### RECORD EXTRACTS
-- Begin --

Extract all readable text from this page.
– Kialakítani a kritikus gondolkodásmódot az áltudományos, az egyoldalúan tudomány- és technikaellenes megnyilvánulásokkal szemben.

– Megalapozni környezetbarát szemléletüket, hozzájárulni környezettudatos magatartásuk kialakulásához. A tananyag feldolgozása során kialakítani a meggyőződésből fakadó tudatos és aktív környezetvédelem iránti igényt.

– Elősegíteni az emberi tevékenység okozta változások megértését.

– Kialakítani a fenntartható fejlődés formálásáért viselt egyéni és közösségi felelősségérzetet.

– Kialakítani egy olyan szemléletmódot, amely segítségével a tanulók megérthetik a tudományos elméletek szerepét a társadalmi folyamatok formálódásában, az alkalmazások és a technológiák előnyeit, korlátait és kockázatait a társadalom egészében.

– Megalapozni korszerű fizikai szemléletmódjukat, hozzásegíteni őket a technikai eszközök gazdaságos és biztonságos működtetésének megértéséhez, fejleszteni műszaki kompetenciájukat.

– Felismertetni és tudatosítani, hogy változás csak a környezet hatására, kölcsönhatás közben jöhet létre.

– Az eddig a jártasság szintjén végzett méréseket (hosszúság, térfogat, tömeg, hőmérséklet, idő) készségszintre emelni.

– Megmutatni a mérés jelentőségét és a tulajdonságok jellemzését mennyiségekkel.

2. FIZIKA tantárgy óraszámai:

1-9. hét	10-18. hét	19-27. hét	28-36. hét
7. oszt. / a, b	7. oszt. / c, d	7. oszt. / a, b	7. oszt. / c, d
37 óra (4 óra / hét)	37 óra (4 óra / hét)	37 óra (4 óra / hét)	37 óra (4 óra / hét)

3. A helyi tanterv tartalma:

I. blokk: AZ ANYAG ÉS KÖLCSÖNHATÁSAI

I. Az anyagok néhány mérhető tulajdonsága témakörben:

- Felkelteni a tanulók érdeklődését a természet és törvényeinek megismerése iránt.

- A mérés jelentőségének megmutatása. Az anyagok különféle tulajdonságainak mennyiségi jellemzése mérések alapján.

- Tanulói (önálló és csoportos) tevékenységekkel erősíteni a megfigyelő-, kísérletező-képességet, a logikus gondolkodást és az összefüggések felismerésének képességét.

-- End --

### TO BE DONE
From the data, pick out every line that includes "tanulók".

### EXERCISE RESULT
– Kialakítani egy olyan szemléletmódot, amely segítségével a tanulók megérthetik a tudományos elméletek szerepét a társadalmi folyamatok formálódásában, az alkalmazások és a technológiák előnyeit, korlátait és kockázatait a társadalom egészében.
- Felkelteni a tanulók érdeklődését a természet és törvényeinek megismerése iránt.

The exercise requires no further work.